Stated goal: List all lines of the data that include the string "是桃花酥呀".

Supplied information:
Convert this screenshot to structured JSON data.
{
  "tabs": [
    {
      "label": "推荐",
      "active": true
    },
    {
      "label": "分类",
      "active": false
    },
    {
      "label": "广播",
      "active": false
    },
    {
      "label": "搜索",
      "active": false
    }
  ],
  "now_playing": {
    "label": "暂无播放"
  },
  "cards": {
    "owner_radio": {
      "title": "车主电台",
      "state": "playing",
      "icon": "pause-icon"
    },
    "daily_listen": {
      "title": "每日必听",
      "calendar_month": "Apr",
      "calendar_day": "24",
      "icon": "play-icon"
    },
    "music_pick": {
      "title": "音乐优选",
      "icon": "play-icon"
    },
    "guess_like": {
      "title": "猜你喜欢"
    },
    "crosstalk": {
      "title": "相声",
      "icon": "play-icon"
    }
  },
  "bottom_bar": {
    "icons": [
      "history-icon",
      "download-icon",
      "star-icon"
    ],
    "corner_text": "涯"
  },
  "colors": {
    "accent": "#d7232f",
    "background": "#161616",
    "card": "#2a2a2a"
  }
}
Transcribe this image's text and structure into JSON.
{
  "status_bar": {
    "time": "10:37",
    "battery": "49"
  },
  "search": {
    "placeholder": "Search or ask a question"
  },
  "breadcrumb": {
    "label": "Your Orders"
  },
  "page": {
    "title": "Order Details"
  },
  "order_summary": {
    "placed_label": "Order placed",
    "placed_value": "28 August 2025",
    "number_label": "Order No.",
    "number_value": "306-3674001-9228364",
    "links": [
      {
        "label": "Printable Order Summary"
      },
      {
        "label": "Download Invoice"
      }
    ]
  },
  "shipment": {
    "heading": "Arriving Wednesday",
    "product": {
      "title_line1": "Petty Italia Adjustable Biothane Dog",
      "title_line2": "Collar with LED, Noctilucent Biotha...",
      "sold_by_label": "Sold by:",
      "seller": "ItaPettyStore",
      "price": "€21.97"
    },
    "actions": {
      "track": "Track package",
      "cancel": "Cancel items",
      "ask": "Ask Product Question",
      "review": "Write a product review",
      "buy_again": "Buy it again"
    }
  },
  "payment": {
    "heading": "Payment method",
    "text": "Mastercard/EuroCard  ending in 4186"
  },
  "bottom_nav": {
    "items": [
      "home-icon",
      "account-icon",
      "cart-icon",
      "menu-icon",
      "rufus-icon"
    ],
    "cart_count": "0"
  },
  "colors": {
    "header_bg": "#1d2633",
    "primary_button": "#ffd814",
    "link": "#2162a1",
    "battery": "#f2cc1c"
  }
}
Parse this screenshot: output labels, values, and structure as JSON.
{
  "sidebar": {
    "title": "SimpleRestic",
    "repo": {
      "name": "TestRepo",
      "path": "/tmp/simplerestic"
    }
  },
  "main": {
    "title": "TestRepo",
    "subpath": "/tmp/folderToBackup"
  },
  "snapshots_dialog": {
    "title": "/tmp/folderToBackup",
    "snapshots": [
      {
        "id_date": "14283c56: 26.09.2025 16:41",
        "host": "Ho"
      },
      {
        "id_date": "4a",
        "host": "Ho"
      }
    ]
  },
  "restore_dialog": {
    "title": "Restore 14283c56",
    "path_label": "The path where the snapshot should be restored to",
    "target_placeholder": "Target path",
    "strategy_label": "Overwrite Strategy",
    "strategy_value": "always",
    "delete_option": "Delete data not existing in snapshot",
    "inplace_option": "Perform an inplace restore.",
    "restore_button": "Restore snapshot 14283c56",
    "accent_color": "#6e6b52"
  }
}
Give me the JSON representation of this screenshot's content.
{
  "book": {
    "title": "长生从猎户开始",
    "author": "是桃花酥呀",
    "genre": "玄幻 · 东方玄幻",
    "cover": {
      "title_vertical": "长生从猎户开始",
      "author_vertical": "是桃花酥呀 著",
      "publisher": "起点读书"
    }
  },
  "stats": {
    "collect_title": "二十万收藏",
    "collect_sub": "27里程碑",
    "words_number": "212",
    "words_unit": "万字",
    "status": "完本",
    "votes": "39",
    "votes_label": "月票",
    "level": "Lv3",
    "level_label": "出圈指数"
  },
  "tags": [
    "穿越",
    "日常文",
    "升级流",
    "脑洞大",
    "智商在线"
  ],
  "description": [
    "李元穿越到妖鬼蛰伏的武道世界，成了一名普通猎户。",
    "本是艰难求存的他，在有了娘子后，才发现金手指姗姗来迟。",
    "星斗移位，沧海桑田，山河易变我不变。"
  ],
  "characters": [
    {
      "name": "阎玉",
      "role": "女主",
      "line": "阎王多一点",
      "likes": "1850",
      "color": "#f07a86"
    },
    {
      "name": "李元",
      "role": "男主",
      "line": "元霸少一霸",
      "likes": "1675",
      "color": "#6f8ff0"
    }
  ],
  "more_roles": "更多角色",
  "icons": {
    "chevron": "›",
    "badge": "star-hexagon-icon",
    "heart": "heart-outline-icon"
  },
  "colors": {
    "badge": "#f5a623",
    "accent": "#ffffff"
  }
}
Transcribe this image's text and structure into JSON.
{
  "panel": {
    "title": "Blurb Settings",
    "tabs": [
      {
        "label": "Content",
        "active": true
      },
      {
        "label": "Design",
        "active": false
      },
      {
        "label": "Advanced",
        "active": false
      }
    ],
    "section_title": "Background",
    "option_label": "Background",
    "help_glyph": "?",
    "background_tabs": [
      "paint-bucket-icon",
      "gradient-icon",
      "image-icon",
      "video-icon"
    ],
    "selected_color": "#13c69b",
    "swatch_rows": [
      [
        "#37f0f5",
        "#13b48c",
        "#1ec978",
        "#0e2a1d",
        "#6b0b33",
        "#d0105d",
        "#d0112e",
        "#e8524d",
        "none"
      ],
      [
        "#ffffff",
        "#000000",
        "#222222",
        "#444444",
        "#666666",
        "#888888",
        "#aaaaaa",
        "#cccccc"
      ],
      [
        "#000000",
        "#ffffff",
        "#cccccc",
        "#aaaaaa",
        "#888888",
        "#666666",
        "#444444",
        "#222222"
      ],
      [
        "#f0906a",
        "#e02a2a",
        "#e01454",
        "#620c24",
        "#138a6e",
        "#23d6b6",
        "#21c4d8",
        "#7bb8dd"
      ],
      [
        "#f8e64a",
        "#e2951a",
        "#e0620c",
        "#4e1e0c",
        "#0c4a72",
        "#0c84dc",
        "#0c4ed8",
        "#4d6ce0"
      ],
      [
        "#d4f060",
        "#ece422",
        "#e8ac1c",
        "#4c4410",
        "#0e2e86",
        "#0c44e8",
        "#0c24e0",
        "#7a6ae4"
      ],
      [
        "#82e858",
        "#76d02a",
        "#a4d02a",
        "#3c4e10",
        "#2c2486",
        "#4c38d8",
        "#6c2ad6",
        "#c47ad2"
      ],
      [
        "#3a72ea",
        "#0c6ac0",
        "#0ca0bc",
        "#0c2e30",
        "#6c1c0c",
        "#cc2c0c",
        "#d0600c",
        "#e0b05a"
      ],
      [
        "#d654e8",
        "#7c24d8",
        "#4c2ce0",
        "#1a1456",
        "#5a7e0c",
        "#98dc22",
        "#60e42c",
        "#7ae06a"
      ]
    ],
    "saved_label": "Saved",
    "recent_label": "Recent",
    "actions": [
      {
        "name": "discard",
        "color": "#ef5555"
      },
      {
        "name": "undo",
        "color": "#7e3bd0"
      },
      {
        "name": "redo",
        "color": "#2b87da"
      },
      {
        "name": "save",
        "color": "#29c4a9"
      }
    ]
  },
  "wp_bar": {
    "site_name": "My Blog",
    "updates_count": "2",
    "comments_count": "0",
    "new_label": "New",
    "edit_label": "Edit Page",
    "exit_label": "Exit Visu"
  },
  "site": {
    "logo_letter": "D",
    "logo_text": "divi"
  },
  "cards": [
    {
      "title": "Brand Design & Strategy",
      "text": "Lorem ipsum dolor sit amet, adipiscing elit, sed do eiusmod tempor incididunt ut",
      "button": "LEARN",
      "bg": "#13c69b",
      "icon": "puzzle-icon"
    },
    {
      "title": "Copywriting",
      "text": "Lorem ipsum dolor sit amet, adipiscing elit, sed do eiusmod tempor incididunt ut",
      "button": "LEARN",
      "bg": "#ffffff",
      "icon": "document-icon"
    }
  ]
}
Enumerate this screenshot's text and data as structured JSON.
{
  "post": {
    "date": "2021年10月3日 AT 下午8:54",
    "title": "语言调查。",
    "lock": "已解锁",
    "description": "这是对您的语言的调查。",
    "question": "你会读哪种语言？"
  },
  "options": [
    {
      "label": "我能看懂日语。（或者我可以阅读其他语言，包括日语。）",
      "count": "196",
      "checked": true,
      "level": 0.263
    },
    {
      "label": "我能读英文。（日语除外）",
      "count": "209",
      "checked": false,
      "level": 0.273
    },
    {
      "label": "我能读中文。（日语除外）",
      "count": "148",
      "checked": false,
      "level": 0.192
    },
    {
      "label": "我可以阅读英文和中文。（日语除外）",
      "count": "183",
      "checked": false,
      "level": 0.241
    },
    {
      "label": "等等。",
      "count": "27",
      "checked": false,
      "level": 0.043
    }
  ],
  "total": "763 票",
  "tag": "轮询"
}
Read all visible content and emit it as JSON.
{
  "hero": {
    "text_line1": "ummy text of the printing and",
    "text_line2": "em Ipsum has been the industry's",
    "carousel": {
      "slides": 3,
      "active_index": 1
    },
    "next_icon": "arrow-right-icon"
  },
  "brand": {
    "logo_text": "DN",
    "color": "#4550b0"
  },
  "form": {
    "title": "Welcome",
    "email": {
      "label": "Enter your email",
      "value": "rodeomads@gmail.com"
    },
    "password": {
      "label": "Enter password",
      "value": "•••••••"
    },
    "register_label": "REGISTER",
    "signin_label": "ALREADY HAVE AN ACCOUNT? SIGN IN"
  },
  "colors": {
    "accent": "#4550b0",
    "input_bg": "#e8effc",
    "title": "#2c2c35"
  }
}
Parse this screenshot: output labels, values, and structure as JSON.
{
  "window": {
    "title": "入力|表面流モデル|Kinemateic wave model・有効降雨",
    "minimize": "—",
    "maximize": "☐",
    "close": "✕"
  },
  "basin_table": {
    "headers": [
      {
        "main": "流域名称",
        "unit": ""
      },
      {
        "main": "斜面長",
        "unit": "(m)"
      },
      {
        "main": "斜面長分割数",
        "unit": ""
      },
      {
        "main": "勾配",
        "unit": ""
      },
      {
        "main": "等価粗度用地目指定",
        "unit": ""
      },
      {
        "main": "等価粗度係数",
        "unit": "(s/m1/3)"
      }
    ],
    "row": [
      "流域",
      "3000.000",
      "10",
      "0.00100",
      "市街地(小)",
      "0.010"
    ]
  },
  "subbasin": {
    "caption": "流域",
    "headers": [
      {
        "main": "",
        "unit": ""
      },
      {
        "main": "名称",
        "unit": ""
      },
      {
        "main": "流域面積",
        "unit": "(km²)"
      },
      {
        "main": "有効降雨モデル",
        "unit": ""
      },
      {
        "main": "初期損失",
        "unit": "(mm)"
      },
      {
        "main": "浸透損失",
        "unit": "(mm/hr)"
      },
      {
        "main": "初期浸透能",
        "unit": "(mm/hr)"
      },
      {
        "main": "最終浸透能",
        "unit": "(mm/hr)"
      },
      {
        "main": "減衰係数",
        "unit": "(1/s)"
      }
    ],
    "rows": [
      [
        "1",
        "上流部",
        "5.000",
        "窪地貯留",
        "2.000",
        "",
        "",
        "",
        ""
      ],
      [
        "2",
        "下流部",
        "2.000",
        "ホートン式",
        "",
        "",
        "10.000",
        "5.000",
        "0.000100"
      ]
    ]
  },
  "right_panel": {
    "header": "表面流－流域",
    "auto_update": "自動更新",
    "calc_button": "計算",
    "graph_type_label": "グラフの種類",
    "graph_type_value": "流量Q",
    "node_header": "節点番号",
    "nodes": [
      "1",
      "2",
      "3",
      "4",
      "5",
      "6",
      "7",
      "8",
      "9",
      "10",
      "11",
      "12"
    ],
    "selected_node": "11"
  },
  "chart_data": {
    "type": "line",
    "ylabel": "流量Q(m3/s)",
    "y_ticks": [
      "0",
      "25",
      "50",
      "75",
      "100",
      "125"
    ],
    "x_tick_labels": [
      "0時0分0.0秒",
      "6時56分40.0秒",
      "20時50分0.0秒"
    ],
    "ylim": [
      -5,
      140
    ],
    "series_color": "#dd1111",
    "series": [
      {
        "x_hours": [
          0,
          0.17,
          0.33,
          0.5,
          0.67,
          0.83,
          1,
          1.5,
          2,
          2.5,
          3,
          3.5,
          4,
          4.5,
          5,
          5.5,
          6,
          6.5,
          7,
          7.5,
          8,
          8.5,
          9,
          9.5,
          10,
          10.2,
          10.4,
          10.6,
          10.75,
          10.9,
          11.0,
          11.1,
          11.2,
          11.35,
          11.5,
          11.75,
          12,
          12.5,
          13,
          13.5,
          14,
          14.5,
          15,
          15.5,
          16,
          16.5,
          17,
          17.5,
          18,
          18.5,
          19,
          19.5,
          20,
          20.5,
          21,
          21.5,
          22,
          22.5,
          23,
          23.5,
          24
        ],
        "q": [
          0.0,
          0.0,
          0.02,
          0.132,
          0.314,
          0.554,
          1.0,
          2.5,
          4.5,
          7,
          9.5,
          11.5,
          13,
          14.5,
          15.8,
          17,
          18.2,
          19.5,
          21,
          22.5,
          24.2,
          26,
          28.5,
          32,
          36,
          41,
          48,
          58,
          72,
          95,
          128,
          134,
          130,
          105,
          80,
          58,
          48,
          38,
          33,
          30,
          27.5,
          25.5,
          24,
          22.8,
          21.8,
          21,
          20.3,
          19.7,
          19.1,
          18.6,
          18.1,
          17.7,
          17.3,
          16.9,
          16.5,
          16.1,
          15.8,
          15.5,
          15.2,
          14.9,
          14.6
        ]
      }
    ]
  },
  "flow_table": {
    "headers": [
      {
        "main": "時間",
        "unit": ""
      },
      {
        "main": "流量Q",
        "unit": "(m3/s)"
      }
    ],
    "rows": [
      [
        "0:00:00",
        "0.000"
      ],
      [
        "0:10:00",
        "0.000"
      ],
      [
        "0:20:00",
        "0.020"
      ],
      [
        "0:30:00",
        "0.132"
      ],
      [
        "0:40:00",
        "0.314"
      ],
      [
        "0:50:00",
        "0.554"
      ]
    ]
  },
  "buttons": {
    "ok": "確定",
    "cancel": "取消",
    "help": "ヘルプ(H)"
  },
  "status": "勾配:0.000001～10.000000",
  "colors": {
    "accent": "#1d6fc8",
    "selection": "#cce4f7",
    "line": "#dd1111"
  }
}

Full answer:
    "author": "是桃花酥呀",
      "author_vertical": "是桃花酥呀 著",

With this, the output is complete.